= Data entries =
===
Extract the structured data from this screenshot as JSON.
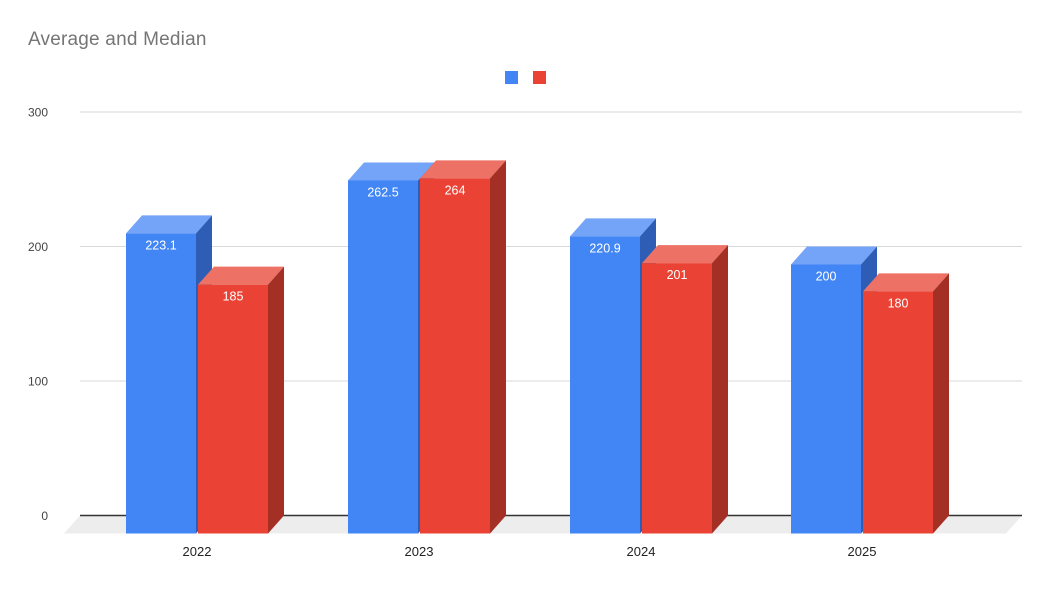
{
  "title": "Average and Median",
  "colors": {
    "background": "#ffffff",
    "title_text": "#757575",
    "axis_tick_text": "#444444",
    "category_text": "#222222",
    "value_label_text": "#ffffff",
    "gridline": "#d9d9d9",
    "zero_line": "#333333",
    "floor": "#ededed"
  },
  "legend": {
    "position": "top-center",
    "entries": [
      {
        "label": "",
        "color": "#4285f4"
      },
      {
        "label": "",
        "color": "#ea4335"
      }
    ]
  },
  "chart_data": {
    "type": "bar",
    "style": "3d-column",
    "title": "Average and Median",
    "categories": [
      "2022",
      "2023",
      "2024",
      "2025"
    ],
    "series": [
      {
        "label": "",
        "swatch_color": "#4285f4",
        "face_colors": {
          "front": "#4285f4",
          "top": "#74a4f7",
          "side": "#2e5db6"
        },
        "values": [
          223.1,
          262.5,
          220.9,
          200
        ],
        "value_labels": [
          "223.1",
          "262.5",
          "220.9",
          "200"
        ]
      },
      {
        "label": "",
        "swatch_color": "#ea4335",
        "face_colors": {
          "front": "#ea4335",
          "top": "#ed7164",
          "side": "#a43025"
        },
        "values": [
          185,
          264,
          201,
          180
        ],
        "value_labels": [
          "185",
          "264",
          "201",
          "180"
        ]
      }
    ],
    "y_axis": {
      "min": 0,
      "max": 300,
      "ticks": [
        0,
        100,
        200,
        300
      ],
      "tick_labels": [
        "0",
        "100",
        "200",
        "300"
      ]
    },
    "x_axis_labels": [
      "2022",
      "2023",
      "2024",
      "2025"
    ],
    "grid": true,
    "legend_position": "top"
  }
}
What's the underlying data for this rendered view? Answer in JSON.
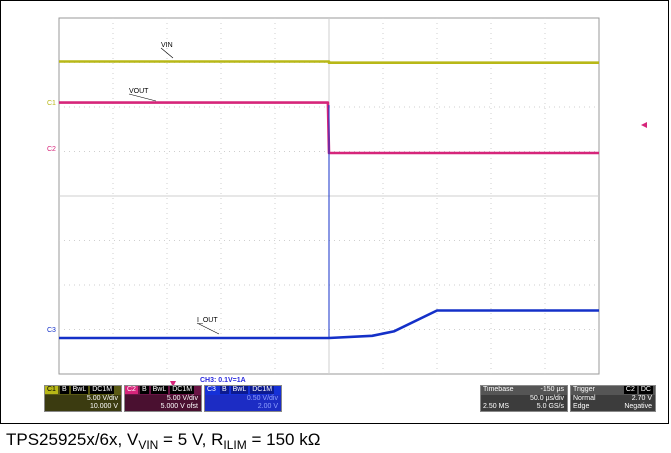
{
  "chart_data": {
    "type": "line",
    "title": "",
    "xlabel": "",
    "ylabel": "",
    "x_unit": "µs",
    "xlim": [
      -250,
      250
    ],
    "series": [
      {
        "name": "VIN",
        "channel": "C1",
        "color": "#b8b817",
        "volts_per_div": 5.0,
        "offset": "10.000 V",
        "x": [
          -250,
          0,
          0,
          250
        ],
        "y": [
          12.0,
          12.0,
          11.7,
          11.7
        ]
      },
      {
        "name": "VOUT",
        "channel": "C2",
        "color": "#d6257a",
        "volts_per_div": 5.0,
        "offset": "5.000 V ofst",
        "x": [
          -250,
          -1,
          0,
          250
        ],
        "y": [
          12.0,
          12.0,
          0.0,
          0.0
        ]
      },
      {
        "name": "I_OUT",
        "channel": "C3",
        "color": "#1430c8",
        "unit": "A",
        "scale": "CH3: 0.1V=1A",
        "x": [
          -250,
          0,
          40,
          60,
          100,
          250
        ],
        "y": [
          0.0,
          0.0,
          0.1,
          0.3,
          1.25,
          1.25
        ]
      }
    ]
  },
  "trace_labels": {
    "c1": "C1",
    "c2": "C2",
    "c3": "C3"
  },
  "scale_note": "CH3: 0.1V=1A",
  "ch1_box": {
    "title": "C1",
    "chips": [
      "B",
      "BwL",
      "DC1M"
    ],
    "line1": "5.00 V/div",
    "line2": "10.000 V",
    "color": "#b8b817"
  },
  "ch2_box": {
    "title": "C2",
    "chips": [
      "B",
      "BwL",
      "DC1M"
    ],
    "line1": "5.00 V/div",
    "line2": "5.000 V ofst",
    "color": "#d6257a"
  },
  "ch3_box": {
    "title": "C3",
    "chips": [
      "B",
      "BwL",
      "DC1M"
    ],
    "line1": "0.50 V/div",
    "line2": "2.00 V",
    "color": "#1430c8"
  },
  "timebase_box": {
    "title": "Timebase",
    "value": "-150 µs",
    "line1": "50.0 µs/div",
    "line2_left": "2.50 MS",
    "line2_right": "5.0 GS/s"
  },
  "trigger_box": {
    "title": "Trigger",
    "chips": [
      "C2",
      "DC"
    ],
    "line1_left": "Normal",
    "line1_right": "2.70 V",
    "line2_left": "Edge",
    "line2_right": "Negative"
  },
  "caption": {
    "prefix": "TPS25925x/6x, V",
    "sub1": "VIN",
    "mid": " = 5 V, R",
    "sub2": "ILIM",
    "suffix": " = 150 kΩ"
  }
}
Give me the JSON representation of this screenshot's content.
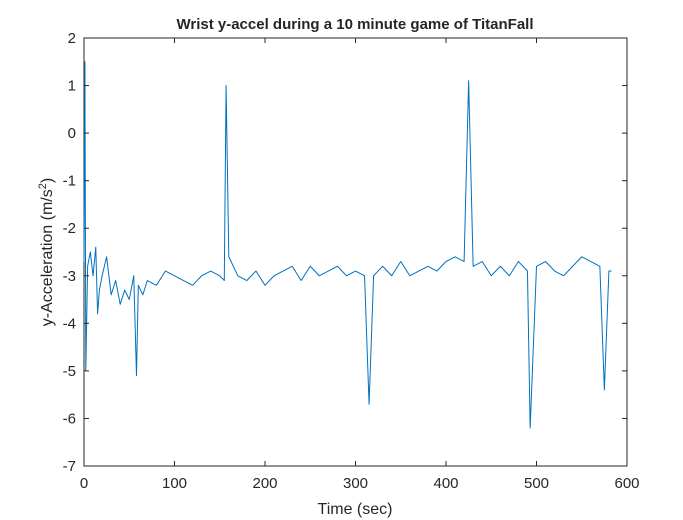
{
  "chart_data": {
    "type": "line",
    "title": "Wrist y-accel during a 10 minute game of TitanFall",
    "xlabel": "Time (sec)",
    "ylabel_main": "y-Acceleration (m/s",
    "ylabel_sup": "2",
    "ylabel_end": ")",
    "xlim": [
      0,
      600
    ],
    "ylim": [
      -7,
      2
    ],
    "xticks": [
      0,
      100,
      200,
      300,
      400,
      500,
      600
    ],
    "yticks": [
      -7,
      -6,
      -5,
      -4,
      -3,
      -2,
      -1,
      0,
      1,
      2
    ],
    "x_tick_labels": [
      "0",
      "100",
      "200",
      "300",
      "400",
      "500",
      "600"
    ],
    "y_tick_labels": [
      "-7",
      "-6",
      "-5",
      "-4",
      "-3",
      "-2",
      "-1",
      "0",
      "1",
      "2"
    ],
    "grid": false,
    "line_color": "#0072BD",
    "series": [
      {
        "x": [
          0,
          1,
          2,
          4,
          7,
          10,
          13,
          15,
          17,
          20,
          25,
          30,
          35,
          40,
          45,
          50,
          55,
          58,
          60,
          65,
          70,
          80,
          90,
          100,
          110,
          120,
          130,
          140,
          150,
          155,
          157,
          160,
          170,
          180,
          190,
          200,
          210,
          220,
          230,
          240,
          250,
          260,
          270,
          280,
          290,
          300,
          310,
          315,
          320,
          330,
          340,
          350,
          360,
          370,
          380,
          390,
          400,
          410,
          420,
          425,
          430,
          440,
          450,
          460,
          470,
          480,
          490,
          493,
          500,
          510,
          520,
          530,
          540,
          550,
          560,
          570,
          575,
          580,
          583
        ],
        "y": [
          -2.7,
          1.5,
          -5.0,
          -2.8,
          -2.5,
          -3.0,
          -2.4,
          -3.8,
          -3.3,
          -3.0,
          -2.6,
          -3.4,
          -3.1,
          -3.6,
          -3.3,
          -3.5,
          -3.0,
          -5.1,
          -3.2,
          -3.4,
          -3.1,
          -3.2,
          -2.9,
          -3.0,
          -3.1,
          -3.2,
          -3.0,
          -2.9,
          -3.0,
          -3.1,
          1.0,
          -2.6,
          -3.0,
          -3.1,
          -2.9,
          -3.2,
          -3.0,
          -2.9,
          -2.8,
          -3.1,
          -2.8,
          -3.0,
          -2.9,
          -2.8,
          -3.0,
          -2.9,
          -3.0,
          -5.7,
          -3.0,
          -2.8,
          -3.0,
          -2.7,
          -3.0,
          -2.9,
          -2.8,
          -2.9,
          -2.7,
          -2.6,
          -2.7,
          1.1,
          -2.8,
          -2.7,
          -3.0,
          -2.8,
          -3.0,
          -2.7,
          -2.9,
          -6.2,
          -2.8,
          -2.7,
          -2.9,
          -3.0,
          -2.8,
          -2.6,
          -2.7,
          -2.8,
          -5.4,
          -2.9,
          -2.9
        ]
      }
    ]
  }
}
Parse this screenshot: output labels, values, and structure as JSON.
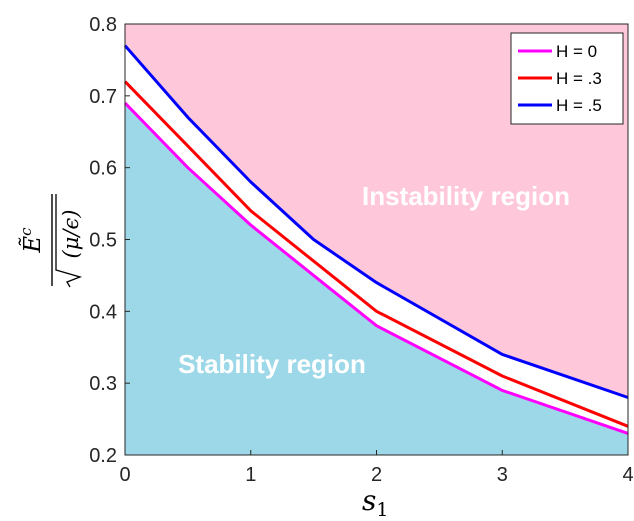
===
= Short task =
Reproduce all of the entries word for word, skipping any pictures they hold.

= Response below =
Extract the structured data from this screenshot as JSON.
{
  "title": "Average and Median",
  "colors": {
    "background": "#ffffff",
    "title_text": "#757575",
    "axis_tick_text": "#444444",
    "category_text": "#222222",
    "value_label_text": "#ffffff",
    "gridline": "#d9d9d9",
    "zero_line": "#333333",
    "floor": "#ededed"
  },
  "legend": {
    "position": "top-center",
    "entries": [
      {
        "label": "",
        "color": "#4285f4"
      },
      {
        "label": "",
        "color": "#ea4335"
      }
    ]
  },
  "chart_data": {
    "type": "bar",
    "style": "3d-column",
    "title": "Average and Median",
    "categories": [
      "2022",
      "2023",
      "2024",
      "2025"
    ],
    "series": [
      {
        "label": "",
        "swatch_color": "#4285f4",
        "face_colors": {
          "front": "#4285f4",
          "top": "#74a4f7",
          "side": "#2e5db6"
        },
        "values": [
          223.1,
          262.5,
          220.9,
          200
        ],
        "value_labels": [
          "223.1",
          "262.5",
          "220.9",
          "200"
        ]
      },
      {
        "label": "",
        "swatch_color": "#ea4335",
        "face_colors": {
          "front": "#ea4335",
          "top": "#ed7164",
          "side": "#a43025"
        },
        "values": [
          185,
          264,
          201,
          180
        ],
        "value_labels": [
          "185",
          "264",
          "201",
          "180"
        ]
      }
    ],
    "y_axis": {
      "min": 0,
      "max": 300,
      "ticks": [
        0,
        100,
        200,
        300
      ],
      "tick_labels": [
        "0",
        "100",
        "200",
        "300"
      ]
    },
    "x_axis_labels": [
      "2022",
      "2023",
      "2024",
      "2025"
    ],
    "grid": true,
    "legend_position": "top"
  }
}
What's the underlying data for this rendered view? Answer in JSON.
{
  "chart_data": {
    "type": "line",
    "title": "",
    "xlabel": "",
    "ylabel": "",
    "x_unit": "µs",
    "xlim": [
      -250,
      250
    ],
    "series": [
      {
        "name": "VIN",
        "channel": "C1",
        "color": "#b8b817",
        "volts_per_div": 5.0,
        "offset": "10.000 V",
        "x": [
          -250,
          0,
          0,
          250
        ],
        "y": [
          12.0,
          12.0,
          11.7,
          11.7
        ]
      },
      {
        "name": "VOUT",
        "channel": "C2",
        "color": "#d6257a",
        "volts_per_div": 5.0,
        "offset": "5.000 V ofst",
        "x": [
          -250,
          -1,
          0,
          250
        ],
        "y": [
          12.0,
          12.0,
          0.0,
          0.0
        ]
      },
      {
        "name": "I_OUT",
        "channel": "C3",
        "color": "#1430c8",
        "unit": "A",
        "scale": "CH3: 0.1V=1A",
        "x": [
          -250,
          0,
          40,
          60,
          100,
          250
        ],
        "y": [
          0.0,
          0.0,
          0.1,
          0.3,
          1.25,
          1.25
        ]
      }
    ]
  },
  "trace_labels": {
    "c1": "C1",
    "c2": "C2",
    "c3": "C3"
  },
  "scale_note": "CH3: 0.1V=1A",
  "ch1_box": {
    "title": "C1",
    "chips": [
      "B",
      "BwL",
      "DC1M"
    ],
    "line1": "5.00 V/div",
    "line2": "10.000 V",
    "color": "#b8b817"
  },
  "ch2_box": {
    "title": "C2",
    "chips": [
      "B",
      "BwL",
      "DC1M"
    ],
    "line1": "5.00 V/div",
    "line2": "5.000 V ofst",
    "color": "#d6257a"
  },
  "ch3_box": {
    "title": "C3",
    "chips": [
      "B",
      "BwL",
      "DC1M"
    ],
    "line1": "0.50 V/div",
    "line2": "2.00 V",
    "color": "#1430c8"
  },
  "timebase_box": {
    "title": "Timebase",
    "value": "-150 µs",
    "line1": "50.0 µs/div",
    "line2_left": "2.50 MS",
    "line2_right": "5.0 GS/s"
  },
  "trigger_box": {
    "title": "Trigger",
    "chips": [
      "C2",
      "DC"
    ],
    "line1_left": "Normal",
    "line1_right": "2.70 V",
    "line2_left": "Edge",
    "line2_right": "Negative"
  },
  "caption": {
    "prefix": "TPS25925x/6x, V",
    "sub1": "VIN",
    "mid": " = 5 V, R",
    "sub2": "ILIM",
    "suffix": " = 150 kΩ"
  }
}
Give me the JSON representation of this screenshot's content.
{
  "chart_data": {
    "type": "line",
    "title": "Wrist y-accel during a 10 minute game of TitanFall",
    "xlabel": "Time (sec)",
    "ylabel_main": "y-Acceleration (m/s",
    "ylabel_sup": "2",
    "ylabel_end": ")",
    "xlim": [
      0,
      600
    ],
    "ylim": [
      -7,
      2
    ],
    "xticks": [
      0,
      100,
      200,
      300,
      400,
      500,
      600
    ],
    "yticks": [
      -7,
      -6,
      -5,
      -4,
      -3,
      -2,
      -1,
      0,
      1,
      2
    ],
    "x_tick_labels": [
      "0",
      "100",
      "200",
      "300",
      "400",
      "500",
      "600"
    ],
    "y_tick_labels": [
      "-7",
      "-6",
      "-5",
      "-4",
      "-3",
      "-2",
      "-1",
      "0",
      "1",
      "2"
    ],
    "grid": false,
    "line_color": "#0072BD",
    "series": [
      {
        "x": [
          0,
          1,
          2,
          4,
          7,
          10,
          13,
          15,
          17,
          20,
          25,
          30,
          35,
          40,
          45,
          50,
          55,
          58,
          60,
          65,
          70,
          80,
          90,
          100,
          110,
          120,
          130,
          140,
          150,
          155,
          157,
          160,
          170,
          180,
          190,
          200,
          210,
          220,
          230,
          240,
          250,
          260,
          270,
          280,
          290,
          300,
          310,
          315,
          320,
          330,
          340,
          350,
          360,
          370,
          380,
          390,
          400,
          410,
          420,
          425,
          430,
          440,
          450,
          460,
          470,
          480,
          490,
          493,
          500,
          510,
          520,
          530,
          540,
          550,
          560,
          570,
          575,
          580,
          583
        ],
        "y": [
          -2.7,
          1.5,
          -5.0,
          -2.8,
          -2.5,
          -3.0,
          -2.4,
          -3.8,
          -3.3,
          -3.0,
          -2.6,
          -3.4,
          -3.1,
          -3.6,
          -3.3,
          -3.5,
          -3.0,
          -5.1,
          -3.2,
          -3.4,
          -3.1,
          -3.2,
          -2.9,
          -3.0,
          -3.1,
          -3.2,
          -3.0,
          -2.9,
          -3.0,
          -3.1,
          1.0,
          -2.6,
          -3.0,
          -3.1,
          -2.9,
          -3.2,
          -3.0,
          -2.9,
          -2.8,
          -3.1,
          -2.8,
          -3.0,
          -2.9,
          -2.8,
          -3.0,
          -2.9,
          -3.0,
          -5.7,
          -3.0,
          -2.8,
          -3.0,
          -2.7,
          -3.0,
          -2.9,
          -2.8,
          -2.9,
          -2.7,
          -2.6,
          -2.7,
          1.1,
          -2.8,
          -2.7,
          -3.0,
          -2.8,
          -3.0,
          -2.7,
          -2.9,
          -6.2,
          -2.8,
          -2.7,
          -2.9,
          -3.0,
          -2.8,
          -2.6,
          -2.7,
          -2.8,
          -5.4,
          -2.9,
          -2.9
        ]
      }
    ]
  }
}
Parse this screenshot: output labels, values, and structure as JSON.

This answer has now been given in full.